Data records
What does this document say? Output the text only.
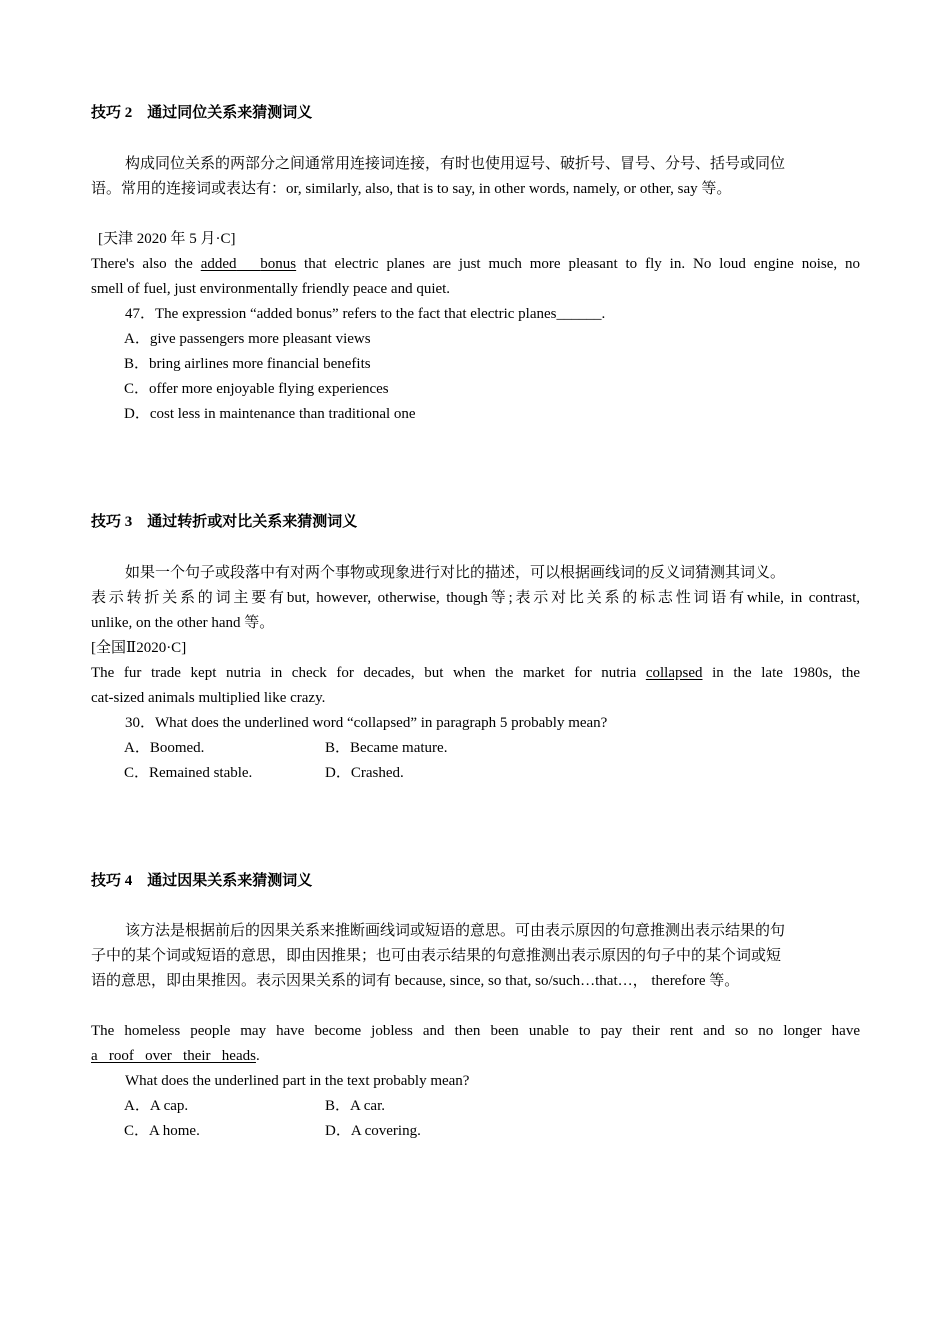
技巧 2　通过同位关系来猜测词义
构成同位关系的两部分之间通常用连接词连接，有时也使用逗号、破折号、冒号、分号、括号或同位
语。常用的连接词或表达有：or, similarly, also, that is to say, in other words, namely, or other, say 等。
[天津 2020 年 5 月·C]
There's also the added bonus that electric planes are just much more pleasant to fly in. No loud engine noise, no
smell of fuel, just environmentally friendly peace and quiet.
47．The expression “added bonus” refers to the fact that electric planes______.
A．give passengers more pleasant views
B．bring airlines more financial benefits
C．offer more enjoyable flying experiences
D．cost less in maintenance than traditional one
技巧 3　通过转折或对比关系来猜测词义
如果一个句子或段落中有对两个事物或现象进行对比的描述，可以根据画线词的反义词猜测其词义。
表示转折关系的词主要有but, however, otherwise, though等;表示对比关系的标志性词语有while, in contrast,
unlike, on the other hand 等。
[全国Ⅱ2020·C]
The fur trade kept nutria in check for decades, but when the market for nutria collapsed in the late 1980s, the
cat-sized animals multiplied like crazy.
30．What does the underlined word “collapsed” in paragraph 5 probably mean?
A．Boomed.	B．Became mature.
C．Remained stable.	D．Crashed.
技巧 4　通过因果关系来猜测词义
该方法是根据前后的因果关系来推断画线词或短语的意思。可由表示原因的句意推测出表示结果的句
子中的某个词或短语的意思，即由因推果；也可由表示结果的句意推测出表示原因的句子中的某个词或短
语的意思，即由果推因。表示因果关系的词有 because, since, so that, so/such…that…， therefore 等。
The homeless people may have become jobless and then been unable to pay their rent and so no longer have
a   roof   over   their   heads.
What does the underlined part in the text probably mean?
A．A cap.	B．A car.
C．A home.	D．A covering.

_WHAT TO WORK ON:_ Write every record out again exactly; no pictures belong in the copy.

_THE RESPONSE:_
What does this document say? Output the text only.
技巧 2　通过同位关系来猜测词义
构成同位关系的两部分之间通常用连接词连接，有时也使用逗号、破折号、冒号、分号、括号或同位
语。常用的连接词或表达有：or, similarly, also, that is to say, in other words, namely, or other, say 等。
[天津 2020 年 5 月·C]
There's also the added bonus that electric planes are just much more pleasant to fly in. No loud engine noise, no
smell of fuel, just environmentally friendly peace and quiet.
47．The expression “added bonus” refers to the fact that electric planes______.
A．give passengers more pleasant views
B．bring airlines more financial benefits
C．offer more enjoyable flying experiences
D．cost less in maintenance than traditional one
技巧 3　通过转折或对比关系来猜测词义
如果一个句子或段落中有对两个事物或现象进行对比的描述，可以根据画线词的反义词猜测其词义。
表示转折关系的词主要有but, however, otherwise, though等;表示对比关系的标志性词语有while, in contrast,
unlike, on the other hand 等。
[全国Ⅱ2020·C]
The fur trade kept nutria in check for decades, but when the market for nutria collapsed in the late 1980s, the
cat-sized animals multiplied like crazy.
30．What does the underlined word “collapsed” in paragraph 5 probably mean?
A．Boomed.	B．Became mature.
C．Remained stable.	D．Crashed.
技巧 4　通过因果关系来猜测词义
该方法是根据前后的因果关系来推断画线词或短语的意思。可由表示原因的句意推测出表示结果的句
子中的某个词或短语的意思，即由因推果；也可由表示结果的句意推测出表示原因的句子中的某个词或短
语的意思，即由果推因。表示因果关系的词有 because, since, so that, so/such…that…， therefore 等。
The homeless people may have become jobless and then been unable to pay their rent and so no longer have
a   roof   over   their   heads.
What does the underlined part in the text probably mean?
A．A cap.	B．A car.
C．A home.	D．A covering.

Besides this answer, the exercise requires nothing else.